» AIM OF THE TASK: Transcribe every record that appears below, exactly and in full.

=== RAW RECORDS ===

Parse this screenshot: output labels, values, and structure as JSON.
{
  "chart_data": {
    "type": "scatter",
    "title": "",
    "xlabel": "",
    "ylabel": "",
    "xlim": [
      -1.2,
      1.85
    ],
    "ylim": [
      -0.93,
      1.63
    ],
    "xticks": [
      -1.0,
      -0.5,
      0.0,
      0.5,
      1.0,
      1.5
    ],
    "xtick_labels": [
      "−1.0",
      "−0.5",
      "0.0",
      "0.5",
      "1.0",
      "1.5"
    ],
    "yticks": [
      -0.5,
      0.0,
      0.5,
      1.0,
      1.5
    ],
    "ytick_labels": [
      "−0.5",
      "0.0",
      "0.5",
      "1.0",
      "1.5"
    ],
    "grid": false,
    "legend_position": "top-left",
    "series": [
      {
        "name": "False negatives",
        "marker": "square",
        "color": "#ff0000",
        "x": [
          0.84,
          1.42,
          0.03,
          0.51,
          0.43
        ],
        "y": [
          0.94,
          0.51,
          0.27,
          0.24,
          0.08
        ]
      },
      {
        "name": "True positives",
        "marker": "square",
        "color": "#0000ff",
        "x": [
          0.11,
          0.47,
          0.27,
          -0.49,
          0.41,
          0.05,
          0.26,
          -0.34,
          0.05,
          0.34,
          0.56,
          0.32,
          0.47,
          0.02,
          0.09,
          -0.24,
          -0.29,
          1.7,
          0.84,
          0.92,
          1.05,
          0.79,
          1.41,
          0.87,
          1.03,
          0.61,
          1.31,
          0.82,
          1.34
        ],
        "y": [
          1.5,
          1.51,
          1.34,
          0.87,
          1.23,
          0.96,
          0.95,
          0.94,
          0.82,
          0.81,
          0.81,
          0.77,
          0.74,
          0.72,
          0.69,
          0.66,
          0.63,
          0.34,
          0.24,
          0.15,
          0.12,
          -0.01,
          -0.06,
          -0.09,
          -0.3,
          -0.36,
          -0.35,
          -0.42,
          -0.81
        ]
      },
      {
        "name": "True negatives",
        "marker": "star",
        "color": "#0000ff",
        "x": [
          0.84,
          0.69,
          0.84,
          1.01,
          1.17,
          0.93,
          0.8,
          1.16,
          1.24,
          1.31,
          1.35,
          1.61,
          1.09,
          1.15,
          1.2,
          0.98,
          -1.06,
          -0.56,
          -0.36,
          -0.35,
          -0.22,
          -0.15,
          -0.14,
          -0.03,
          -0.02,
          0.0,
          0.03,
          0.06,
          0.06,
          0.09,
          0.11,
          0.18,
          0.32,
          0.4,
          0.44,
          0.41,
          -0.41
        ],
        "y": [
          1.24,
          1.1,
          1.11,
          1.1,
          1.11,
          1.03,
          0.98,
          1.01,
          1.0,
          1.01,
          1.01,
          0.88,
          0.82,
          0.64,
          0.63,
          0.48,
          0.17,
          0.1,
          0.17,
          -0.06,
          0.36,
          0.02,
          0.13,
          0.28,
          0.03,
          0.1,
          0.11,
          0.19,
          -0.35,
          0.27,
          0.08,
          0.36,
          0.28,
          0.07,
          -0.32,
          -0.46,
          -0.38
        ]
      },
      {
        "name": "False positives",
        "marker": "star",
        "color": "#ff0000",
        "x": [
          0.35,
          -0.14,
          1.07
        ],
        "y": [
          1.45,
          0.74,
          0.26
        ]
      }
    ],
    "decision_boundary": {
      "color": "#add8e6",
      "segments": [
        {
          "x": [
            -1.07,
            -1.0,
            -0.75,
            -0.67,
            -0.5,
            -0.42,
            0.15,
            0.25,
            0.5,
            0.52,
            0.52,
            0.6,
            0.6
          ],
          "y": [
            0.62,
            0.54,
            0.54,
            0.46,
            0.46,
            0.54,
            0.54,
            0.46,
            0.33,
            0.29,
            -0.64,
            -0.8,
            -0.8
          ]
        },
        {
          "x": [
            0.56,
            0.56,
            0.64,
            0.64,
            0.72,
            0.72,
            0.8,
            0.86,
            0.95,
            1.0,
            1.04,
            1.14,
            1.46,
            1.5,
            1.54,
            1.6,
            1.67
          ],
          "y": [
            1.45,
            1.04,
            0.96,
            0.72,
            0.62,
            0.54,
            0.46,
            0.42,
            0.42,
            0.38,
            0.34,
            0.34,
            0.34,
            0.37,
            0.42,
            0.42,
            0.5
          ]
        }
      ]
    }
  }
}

===

» TASK RESPONSE:
Parse this screenshot: output labels, values, and structure as JSON.
{
  "chart_data": {
    "type": "scatter",
    "title": "",
    "xlabel": "",
    "ylabel": "",
    "xlim": [
      -1.2,
      1.85
    ],
    "ylim": [
      -0.93,
      1.63
    ],
    "xticks": [
      -1.0,
      -0.5,
      0.0,
      0.5,
      1.0,
      1.5
    ],
    "xtick_labels": [
      "−1.0",
      "−0.5",
      "0.0",
      "0.5",
      "1.0",
      "1.5"
    ],
    "yticks": [
      -0.5,
      0.0,
      0.5,
      1.0,
      1.5
    ],
    "ytick_labels": [
      "−0.5",
      "0.0",
      "0.5",
      "1.0",
      "1.5"
    ],
    "grid": false,
    "legend_position": "top-left",
    "series": [
      {
        "name": "False negatives",
        "marker": "square",
        "color": "#ff0000",
        "x": [
          0.84,
          1.42,
          0.03,
          0.51,
          0.43
        ],
        "y": [
          0.94,
          0.51,
          0.27,
          0.24,
          0.08
        ]
      },
      {
        "name": "True positives",
        "marker": "square",
        "color": "#0000ff",
        "x": [
          0.11,
          0.47,
          0.27,
          -0.49,
          0.41,
          0.05,
          0.26,
          -0.34,
          0.05,
          0.34,
          0.56,
          0.32,
          0.47,
          0.02,
          0.09,
          -0.24,
          -0.29,
          1.7,
          0.84,
          0.92,
          1.05,
          0.79,
          1.41,
          0.87,
          1.03,
          0.61,
          1.31,
          0.82,
          1.34
        ],
        "y": [
          1.5,
          1.51,
          1.34,
          0.87,
          1.23,
          0.96,
          0.95,
          0.94,
          0.82,
          0.81,
          0.81,
          0.77,
          0.74,
          0.72,
          0.69,
          0.66,
          0.63,
          0.34,
          0.24,
          0.15,
          0.12,
          -0.01,
          -0.06,
          -0.09,
          -0.3,
          -0.36,
          -0.35,
          -0.42,
          -0.81
        ]
      },
      {
        "name": "True negatives",
        "marker": "star",
        "color": "#0000ff",
        "x": [
          0.84,
          0.69,
          0.84,
          1.01,
          1.17,
          0.93,
          0.8,
          1.16,
          1.24,
          1.31,
          1.35,
          1.61,
          1.09,
          1.15,
          1.2,
          0.98,
          -1.06,
          -0.56,
          -0.36,
          -0.35,
          -0.22,
          -0.15,
          -0.14,
          -0.03,
          -0.02,
          0.0,
          0.03,
          0.06,
          0.06,
          0.09,
          0.11,
          0.18,
          0.32,
          0.4,
          0.44,
          0.41,
          -0.41
        ],
        "y": [
          1.24,
          1.1,
          1.11,
          1.1,
          1.11,
          1.03,
          0.98,
          1.01,
          1.0,
          1.01,
          1.01,
          0.88,
          0.82,
          0.64,
          0.63,
          0.48,
          0.17,
          0.1,
          0.17,
          -0.06,
          0.36,
          0.02,
          0.13,
          0.28,
          0.03,
          0.1,
          0.11,
          0.19,
          -0.35,
          0.27,
          0.08,
          0.36,
          0.28,
          0.07,
          -0.32,
          -0.46,
          -0.38
        ]
      },
      {
        "name": "False positives",
        "marker": "star",
        "color": "#ff0000",
        "x": [
          0.35,
          -0.14,
          1.07
        ],
        "y": [
          1.45,
          0.74,
          0.26
        ]
      }
    ],
    "decision_boundary": {
      "color": "#add8e6",
      "segments": [
        {
          "x": [
            -1.07,
            -1.0,
            -0.75,
            -0.67,
            -0.5,
            -0.42,
            0.15,
            0.25,
            0.5,
            0.52,
            0.52,
            0.6,
            0.6
          ],
          "y": [
            0.62,
            0.54,
            0.54,
            0.46,
            0.46,
            0.54,
            0.54,
            0.46,
            0.33,
            0.29,
            -0.64,
            -0.8,
            -0.8
          ]
        },
        {
          "x": [
            0.56,
            0.56,
            0.64,
            0.64,
            0.72,
            0.72,
            0.8,
            0.86,
            0.95,
            1.0,
            1.04,
            1.14,
            1.46,
            1.5,
            1.54,
            1.6,
            1.67
          ],
          "y": [
            1.45,
            1.04,
            0.96,
            0.72,
            0.62,
            0.54,
            0.46,
            0.42,
            0.42,
            0.38,
            0.34,
            0.34,
            0.34,
            0.37,
            0.42,
            0.42,
            0.5
          ]
        }
      ]
    }
  }
}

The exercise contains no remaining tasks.